● **Exercise inputs**
• • • • • • •
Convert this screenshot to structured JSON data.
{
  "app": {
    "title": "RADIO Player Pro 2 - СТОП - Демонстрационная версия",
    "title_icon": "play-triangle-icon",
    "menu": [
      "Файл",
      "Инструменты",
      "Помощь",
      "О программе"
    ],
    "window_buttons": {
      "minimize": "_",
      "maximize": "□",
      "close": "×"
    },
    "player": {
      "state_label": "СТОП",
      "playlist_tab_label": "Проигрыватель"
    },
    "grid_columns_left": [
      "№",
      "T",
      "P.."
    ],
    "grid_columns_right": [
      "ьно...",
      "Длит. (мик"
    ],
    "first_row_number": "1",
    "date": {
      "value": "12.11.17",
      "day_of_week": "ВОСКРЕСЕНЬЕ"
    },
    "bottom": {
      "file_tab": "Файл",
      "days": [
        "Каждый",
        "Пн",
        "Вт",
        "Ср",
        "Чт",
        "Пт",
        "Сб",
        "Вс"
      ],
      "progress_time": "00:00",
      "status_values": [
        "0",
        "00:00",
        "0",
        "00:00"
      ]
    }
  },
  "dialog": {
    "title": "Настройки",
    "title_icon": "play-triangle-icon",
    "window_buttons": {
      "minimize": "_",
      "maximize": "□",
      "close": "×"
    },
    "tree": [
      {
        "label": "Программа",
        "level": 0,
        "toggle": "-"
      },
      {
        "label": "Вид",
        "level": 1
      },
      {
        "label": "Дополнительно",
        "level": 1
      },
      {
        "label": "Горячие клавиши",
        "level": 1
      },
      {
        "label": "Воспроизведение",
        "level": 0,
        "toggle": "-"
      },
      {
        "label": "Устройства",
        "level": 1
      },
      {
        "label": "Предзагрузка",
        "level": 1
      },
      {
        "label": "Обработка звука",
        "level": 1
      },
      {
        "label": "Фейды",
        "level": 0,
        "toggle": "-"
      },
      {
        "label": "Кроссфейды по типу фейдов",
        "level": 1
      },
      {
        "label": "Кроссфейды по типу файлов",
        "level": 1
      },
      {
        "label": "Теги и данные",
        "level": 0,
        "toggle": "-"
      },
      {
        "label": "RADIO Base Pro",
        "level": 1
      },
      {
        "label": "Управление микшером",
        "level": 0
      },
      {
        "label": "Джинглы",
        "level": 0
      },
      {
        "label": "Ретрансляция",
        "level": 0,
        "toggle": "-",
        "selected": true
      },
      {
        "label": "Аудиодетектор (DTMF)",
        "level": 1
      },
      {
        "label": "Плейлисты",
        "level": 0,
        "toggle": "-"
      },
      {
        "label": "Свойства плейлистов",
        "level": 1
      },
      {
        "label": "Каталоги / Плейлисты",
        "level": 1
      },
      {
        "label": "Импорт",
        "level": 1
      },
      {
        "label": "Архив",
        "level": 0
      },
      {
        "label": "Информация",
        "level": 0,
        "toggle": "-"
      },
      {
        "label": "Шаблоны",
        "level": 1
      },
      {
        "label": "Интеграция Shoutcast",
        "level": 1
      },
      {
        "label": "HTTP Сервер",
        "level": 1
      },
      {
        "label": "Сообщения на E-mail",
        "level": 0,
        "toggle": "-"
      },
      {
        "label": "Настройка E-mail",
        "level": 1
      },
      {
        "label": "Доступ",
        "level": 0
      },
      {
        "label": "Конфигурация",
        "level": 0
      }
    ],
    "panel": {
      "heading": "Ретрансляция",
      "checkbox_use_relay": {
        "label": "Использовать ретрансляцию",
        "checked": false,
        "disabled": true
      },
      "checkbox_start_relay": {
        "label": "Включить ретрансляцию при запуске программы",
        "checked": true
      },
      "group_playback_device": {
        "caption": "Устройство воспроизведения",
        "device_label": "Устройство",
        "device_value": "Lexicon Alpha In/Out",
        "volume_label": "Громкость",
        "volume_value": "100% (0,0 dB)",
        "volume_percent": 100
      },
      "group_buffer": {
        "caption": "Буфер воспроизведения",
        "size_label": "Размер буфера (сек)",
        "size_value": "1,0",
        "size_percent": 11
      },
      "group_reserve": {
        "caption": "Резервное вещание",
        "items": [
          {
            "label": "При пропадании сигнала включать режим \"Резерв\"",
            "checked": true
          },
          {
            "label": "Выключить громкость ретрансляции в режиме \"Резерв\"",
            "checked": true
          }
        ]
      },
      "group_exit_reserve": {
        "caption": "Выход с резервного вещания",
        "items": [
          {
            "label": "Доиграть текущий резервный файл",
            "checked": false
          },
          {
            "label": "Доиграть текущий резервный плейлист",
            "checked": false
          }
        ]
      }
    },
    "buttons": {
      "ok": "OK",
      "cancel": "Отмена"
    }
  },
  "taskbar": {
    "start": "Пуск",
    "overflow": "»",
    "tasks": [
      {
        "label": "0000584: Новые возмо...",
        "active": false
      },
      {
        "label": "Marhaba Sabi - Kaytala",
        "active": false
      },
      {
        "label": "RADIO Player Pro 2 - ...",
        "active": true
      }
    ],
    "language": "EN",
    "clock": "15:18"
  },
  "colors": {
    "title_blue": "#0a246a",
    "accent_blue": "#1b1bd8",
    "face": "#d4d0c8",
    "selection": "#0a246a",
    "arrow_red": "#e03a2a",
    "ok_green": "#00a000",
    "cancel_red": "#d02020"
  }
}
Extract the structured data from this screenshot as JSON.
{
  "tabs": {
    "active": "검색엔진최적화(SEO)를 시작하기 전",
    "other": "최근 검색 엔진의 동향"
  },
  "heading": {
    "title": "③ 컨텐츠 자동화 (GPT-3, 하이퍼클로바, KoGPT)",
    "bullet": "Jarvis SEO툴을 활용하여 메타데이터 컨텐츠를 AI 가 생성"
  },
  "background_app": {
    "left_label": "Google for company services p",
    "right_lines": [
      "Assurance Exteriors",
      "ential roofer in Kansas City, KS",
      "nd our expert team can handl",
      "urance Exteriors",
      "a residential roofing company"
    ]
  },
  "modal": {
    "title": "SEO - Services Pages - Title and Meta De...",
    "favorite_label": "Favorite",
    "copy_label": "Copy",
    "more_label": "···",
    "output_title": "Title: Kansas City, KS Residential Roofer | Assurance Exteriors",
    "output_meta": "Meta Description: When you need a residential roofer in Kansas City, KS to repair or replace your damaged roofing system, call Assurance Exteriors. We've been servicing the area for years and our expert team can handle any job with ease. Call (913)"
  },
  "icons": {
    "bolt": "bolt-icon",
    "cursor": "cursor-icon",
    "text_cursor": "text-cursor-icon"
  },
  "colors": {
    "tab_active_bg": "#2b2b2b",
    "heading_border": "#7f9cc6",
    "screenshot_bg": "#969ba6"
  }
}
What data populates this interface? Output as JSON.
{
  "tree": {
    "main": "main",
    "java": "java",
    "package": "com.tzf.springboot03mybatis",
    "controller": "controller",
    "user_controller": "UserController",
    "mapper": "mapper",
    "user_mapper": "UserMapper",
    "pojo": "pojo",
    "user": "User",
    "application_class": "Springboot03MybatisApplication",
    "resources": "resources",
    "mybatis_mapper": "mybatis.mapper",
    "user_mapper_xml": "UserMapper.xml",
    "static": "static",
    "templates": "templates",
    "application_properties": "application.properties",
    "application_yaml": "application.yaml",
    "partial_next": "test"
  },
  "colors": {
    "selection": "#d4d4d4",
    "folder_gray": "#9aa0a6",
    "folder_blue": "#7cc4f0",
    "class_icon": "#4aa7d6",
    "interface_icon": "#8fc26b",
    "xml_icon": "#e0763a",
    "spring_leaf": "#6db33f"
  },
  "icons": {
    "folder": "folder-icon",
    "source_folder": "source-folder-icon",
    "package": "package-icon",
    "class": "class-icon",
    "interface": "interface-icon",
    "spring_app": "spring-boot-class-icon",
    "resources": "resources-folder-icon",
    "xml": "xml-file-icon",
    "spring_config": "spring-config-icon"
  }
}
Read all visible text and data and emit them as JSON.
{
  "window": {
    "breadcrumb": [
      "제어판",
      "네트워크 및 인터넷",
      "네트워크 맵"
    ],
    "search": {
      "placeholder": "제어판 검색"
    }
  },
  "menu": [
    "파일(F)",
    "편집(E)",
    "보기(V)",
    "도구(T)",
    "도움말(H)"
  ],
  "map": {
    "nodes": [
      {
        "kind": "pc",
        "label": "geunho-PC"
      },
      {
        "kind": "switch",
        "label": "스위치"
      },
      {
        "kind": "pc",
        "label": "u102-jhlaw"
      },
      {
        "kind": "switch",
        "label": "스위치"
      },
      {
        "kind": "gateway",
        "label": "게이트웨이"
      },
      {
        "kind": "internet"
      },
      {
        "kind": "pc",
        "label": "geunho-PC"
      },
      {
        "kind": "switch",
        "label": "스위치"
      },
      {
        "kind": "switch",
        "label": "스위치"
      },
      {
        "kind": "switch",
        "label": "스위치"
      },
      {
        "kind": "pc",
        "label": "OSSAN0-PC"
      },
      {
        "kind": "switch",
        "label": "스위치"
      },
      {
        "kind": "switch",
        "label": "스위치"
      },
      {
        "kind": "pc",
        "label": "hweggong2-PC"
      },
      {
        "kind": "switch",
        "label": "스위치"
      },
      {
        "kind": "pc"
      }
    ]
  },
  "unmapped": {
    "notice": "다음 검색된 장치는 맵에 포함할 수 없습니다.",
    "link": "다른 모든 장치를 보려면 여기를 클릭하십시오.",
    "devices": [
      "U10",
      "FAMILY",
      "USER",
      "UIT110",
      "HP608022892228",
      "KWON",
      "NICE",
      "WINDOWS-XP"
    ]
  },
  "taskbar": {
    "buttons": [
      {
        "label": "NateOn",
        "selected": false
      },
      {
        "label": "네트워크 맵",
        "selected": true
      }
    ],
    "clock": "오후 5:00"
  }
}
• • • • • • •
● **What the task requires**
Collect, from the material above, every line containing the word "this".

● **Answer**
Convert this screenshot to structured JSON data.
Extract the structured data from this screenshot as JSON.
What data populates this interface? Output as JSON.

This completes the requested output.